Wherever the word "memory" appears in a line, extract that line.

= Dataset content =

=-=-=

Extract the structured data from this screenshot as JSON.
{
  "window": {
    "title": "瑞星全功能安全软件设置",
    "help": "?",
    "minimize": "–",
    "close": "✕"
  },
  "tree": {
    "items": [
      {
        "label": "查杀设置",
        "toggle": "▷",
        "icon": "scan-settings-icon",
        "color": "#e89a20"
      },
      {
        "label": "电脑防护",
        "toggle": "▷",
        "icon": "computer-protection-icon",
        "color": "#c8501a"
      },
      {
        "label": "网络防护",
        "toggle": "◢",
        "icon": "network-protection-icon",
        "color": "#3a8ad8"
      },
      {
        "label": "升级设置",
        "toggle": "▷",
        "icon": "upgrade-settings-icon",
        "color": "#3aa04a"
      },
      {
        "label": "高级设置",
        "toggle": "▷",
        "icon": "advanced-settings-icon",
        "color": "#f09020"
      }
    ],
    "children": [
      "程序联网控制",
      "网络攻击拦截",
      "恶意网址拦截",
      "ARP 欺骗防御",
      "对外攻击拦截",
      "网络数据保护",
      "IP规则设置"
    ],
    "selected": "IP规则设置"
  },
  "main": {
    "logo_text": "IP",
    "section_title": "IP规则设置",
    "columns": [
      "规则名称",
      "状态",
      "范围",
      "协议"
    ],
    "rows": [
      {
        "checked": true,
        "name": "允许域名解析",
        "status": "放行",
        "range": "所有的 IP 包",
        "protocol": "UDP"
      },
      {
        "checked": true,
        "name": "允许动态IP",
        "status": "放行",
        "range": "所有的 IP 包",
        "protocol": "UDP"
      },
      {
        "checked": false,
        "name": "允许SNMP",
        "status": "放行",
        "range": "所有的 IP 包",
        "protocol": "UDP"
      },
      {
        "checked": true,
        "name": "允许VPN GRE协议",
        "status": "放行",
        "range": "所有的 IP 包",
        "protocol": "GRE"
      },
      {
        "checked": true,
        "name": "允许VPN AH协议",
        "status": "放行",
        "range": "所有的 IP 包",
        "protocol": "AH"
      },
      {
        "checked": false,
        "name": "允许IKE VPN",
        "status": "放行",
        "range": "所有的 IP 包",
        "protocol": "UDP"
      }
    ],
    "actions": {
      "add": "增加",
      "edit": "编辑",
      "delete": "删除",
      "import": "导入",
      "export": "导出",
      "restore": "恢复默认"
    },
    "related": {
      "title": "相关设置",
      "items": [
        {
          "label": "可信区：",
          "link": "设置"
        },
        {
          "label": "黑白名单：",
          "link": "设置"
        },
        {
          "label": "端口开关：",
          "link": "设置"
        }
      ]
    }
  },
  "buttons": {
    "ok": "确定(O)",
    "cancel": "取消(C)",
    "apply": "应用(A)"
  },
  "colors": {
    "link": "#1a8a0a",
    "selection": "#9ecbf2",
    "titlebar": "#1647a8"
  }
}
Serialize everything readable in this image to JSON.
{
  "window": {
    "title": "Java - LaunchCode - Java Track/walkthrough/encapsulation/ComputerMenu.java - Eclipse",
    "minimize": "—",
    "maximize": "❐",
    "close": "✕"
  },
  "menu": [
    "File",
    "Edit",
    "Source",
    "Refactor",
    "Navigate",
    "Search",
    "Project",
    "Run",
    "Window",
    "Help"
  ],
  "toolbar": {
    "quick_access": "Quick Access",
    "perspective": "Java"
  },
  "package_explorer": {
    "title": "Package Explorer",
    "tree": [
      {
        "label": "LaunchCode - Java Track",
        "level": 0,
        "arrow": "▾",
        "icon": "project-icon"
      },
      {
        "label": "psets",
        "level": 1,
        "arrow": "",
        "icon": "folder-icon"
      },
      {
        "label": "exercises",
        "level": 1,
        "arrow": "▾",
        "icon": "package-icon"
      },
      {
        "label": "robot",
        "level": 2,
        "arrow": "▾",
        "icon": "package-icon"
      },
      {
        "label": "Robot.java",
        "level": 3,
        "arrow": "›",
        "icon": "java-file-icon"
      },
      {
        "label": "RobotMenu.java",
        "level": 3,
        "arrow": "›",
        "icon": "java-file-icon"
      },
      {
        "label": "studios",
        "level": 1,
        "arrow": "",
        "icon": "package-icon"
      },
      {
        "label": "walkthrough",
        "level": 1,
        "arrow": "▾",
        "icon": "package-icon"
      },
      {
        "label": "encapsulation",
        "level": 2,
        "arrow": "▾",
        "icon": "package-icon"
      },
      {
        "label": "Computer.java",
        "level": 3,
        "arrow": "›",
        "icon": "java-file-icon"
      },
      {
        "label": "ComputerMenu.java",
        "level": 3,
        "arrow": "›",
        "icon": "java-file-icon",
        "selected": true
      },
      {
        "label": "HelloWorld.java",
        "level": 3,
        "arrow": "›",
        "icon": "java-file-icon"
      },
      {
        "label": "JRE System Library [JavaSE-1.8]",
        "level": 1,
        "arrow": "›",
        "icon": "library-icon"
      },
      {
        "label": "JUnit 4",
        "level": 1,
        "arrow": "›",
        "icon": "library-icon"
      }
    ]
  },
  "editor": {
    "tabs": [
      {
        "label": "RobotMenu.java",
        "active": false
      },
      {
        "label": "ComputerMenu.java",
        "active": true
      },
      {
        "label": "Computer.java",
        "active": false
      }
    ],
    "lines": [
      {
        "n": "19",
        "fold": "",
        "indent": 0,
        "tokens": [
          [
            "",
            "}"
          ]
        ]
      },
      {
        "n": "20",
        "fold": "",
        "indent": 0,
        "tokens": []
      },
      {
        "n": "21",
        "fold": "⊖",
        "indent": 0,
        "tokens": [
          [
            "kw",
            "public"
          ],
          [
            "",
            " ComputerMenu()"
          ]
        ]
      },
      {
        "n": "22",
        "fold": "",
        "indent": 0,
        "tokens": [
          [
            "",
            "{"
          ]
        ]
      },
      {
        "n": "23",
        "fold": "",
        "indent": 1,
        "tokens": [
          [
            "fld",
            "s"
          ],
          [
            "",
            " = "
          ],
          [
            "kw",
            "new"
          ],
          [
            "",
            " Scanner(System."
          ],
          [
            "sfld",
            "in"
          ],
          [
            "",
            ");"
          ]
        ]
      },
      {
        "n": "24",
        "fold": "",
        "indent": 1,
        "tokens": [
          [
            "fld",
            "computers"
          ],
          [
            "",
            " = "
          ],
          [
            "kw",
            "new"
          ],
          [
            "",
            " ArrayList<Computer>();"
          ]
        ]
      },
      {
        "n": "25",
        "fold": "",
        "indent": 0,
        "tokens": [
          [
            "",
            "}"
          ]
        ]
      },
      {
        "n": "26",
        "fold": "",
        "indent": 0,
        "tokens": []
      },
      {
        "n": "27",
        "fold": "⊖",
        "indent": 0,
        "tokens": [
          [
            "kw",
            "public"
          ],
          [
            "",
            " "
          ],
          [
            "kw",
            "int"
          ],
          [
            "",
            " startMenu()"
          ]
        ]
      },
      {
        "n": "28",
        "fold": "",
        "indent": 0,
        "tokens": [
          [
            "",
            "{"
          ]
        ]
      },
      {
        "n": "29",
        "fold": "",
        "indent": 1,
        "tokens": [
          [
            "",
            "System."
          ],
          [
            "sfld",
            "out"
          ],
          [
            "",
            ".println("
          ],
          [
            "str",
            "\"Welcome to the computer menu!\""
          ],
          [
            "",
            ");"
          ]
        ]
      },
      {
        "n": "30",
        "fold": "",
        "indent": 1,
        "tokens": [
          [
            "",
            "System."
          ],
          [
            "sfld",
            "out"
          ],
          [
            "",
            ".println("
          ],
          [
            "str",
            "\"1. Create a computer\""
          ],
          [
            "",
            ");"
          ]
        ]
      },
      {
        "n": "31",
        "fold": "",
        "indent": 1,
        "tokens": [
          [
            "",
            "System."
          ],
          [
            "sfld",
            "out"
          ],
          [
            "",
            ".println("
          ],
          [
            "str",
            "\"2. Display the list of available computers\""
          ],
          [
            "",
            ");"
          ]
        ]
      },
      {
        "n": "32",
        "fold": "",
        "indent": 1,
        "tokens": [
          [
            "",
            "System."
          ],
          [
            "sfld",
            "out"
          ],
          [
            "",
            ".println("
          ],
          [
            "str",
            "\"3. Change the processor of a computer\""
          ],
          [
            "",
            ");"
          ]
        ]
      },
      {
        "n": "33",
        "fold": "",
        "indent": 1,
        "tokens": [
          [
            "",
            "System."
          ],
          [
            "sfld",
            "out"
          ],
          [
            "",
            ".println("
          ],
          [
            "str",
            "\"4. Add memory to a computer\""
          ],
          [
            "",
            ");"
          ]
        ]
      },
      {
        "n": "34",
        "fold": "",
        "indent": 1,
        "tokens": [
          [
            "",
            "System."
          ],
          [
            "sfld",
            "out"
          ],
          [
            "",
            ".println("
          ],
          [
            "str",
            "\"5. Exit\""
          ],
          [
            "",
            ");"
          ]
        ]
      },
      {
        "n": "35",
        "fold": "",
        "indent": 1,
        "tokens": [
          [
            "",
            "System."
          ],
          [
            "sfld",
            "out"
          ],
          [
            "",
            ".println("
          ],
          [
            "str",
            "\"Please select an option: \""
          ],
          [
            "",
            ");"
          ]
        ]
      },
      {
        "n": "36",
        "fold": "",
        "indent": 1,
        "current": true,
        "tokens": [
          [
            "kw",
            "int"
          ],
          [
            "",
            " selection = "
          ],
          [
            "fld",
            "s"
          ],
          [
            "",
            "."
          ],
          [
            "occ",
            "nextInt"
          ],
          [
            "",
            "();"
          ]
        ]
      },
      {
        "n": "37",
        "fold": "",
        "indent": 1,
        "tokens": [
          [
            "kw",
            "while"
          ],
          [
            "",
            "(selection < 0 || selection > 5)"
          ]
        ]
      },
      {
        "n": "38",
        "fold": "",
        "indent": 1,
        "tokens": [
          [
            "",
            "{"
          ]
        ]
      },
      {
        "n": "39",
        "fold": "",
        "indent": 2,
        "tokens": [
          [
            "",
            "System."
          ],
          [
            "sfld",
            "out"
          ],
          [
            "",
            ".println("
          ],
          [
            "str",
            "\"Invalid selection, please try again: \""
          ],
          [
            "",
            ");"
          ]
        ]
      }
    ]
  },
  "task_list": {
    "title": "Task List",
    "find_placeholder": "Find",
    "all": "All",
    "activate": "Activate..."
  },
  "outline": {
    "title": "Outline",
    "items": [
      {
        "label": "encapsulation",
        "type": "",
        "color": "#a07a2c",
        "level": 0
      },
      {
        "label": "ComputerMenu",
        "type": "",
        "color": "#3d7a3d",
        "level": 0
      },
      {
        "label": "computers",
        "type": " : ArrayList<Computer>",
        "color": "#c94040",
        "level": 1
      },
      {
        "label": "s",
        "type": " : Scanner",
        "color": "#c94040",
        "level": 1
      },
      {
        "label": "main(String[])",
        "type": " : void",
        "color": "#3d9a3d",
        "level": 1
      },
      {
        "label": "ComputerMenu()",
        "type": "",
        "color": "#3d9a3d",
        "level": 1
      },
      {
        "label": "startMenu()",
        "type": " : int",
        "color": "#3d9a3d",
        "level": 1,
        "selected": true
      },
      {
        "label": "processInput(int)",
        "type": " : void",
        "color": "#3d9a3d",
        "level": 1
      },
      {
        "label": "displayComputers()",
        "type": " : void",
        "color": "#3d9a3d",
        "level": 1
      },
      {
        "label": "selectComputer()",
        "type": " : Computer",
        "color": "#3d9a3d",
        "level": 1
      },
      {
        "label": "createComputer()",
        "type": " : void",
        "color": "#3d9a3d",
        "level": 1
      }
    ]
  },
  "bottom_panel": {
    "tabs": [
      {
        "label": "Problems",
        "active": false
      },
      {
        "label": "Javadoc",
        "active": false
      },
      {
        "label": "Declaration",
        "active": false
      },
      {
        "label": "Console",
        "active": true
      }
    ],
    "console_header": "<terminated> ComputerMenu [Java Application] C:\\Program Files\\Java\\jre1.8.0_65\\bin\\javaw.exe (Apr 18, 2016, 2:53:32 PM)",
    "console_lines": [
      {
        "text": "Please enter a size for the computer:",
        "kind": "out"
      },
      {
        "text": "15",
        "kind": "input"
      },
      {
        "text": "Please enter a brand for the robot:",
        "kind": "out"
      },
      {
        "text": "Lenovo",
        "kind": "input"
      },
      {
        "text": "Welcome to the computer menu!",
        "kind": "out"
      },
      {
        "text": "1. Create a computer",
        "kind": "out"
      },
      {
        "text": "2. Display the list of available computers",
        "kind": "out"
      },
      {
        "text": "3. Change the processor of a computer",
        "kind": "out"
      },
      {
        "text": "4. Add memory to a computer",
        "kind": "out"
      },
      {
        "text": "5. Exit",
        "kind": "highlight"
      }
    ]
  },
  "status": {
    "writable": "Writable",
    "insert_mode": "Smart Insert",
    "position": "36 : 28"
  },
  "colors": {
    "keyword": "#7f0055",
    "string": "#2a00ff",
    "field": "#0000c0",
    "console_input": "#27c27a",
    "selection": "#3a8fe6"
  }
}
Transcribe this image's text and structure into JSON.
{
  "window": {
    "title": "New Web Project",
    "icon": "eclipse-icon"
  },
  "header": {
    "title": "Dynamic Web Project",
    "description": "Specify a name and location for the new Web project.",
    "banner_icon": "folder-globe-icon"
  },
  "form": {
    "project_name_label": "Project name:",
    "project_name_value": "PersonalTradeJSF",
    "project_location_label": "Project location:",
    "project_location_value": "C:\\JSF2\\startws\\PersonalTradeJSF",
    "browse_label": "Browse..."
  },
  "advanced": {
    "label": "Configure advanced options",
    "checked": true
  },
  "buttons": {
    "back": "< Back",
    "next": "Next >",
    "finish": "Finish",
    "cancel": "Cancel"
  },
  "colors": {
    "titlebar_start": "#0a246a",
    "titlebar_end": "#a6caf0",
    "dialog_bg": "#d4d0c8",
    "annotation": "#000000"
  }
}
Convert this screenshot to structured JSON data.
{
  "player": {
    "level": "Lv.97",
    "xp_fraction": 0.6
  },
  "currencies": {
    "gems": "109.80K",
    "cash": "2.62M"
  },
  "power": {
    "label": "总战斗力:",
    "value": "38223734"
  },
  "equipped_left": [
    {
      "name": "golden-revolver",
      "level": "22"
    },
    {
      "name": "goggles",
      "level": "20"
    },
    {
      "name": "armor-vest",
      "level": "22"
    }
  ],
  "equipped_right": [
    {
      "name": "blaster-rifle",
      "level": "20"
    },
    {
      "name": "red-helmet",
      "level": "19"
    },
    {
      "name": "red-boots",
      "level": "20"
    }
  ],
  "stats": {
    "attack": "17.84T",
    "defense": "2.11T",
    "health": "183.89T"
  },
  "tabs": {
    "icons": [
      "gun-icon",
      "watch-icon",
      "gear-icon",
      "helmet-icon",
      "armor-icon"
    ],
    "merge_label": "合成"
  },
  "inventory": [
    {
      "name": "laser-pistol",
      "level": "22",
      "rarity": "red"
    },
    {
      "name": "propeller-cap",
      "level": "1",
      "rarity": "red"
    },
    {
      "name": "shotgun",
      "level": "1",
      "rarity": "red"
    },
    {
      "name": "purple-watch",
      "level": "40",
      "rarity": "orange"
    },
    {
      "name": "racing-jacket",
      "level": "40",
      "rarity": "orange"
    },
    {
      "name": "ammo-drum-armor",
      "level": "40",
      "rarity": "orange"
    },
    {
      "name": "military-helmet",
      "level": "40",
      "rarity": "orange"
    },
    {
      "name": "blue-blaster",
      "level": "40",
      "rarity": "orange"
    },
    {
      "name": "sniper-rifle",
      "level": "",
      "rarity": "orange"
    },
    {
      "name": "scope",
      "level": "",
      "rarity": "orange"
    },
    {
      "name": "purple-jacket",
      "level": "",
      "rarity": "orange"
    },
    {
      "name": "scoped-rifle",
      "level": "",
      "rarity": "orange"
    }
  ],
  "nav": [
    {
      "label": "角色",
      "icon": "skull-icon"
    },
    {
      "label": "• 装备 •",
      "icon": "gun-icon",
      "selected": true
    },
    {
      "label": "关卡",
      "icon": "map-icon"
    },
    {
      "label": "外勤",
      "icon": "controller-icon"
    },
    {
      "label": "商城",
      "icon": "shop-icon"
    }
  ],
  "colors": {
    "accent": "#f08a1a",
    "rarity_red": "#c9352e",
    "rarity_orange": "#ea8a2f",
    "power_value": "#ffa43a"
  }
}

=-=-=

= Reply =
            "\"4. Add memory to a computer\""
        "text": "4. Add memory to a computer",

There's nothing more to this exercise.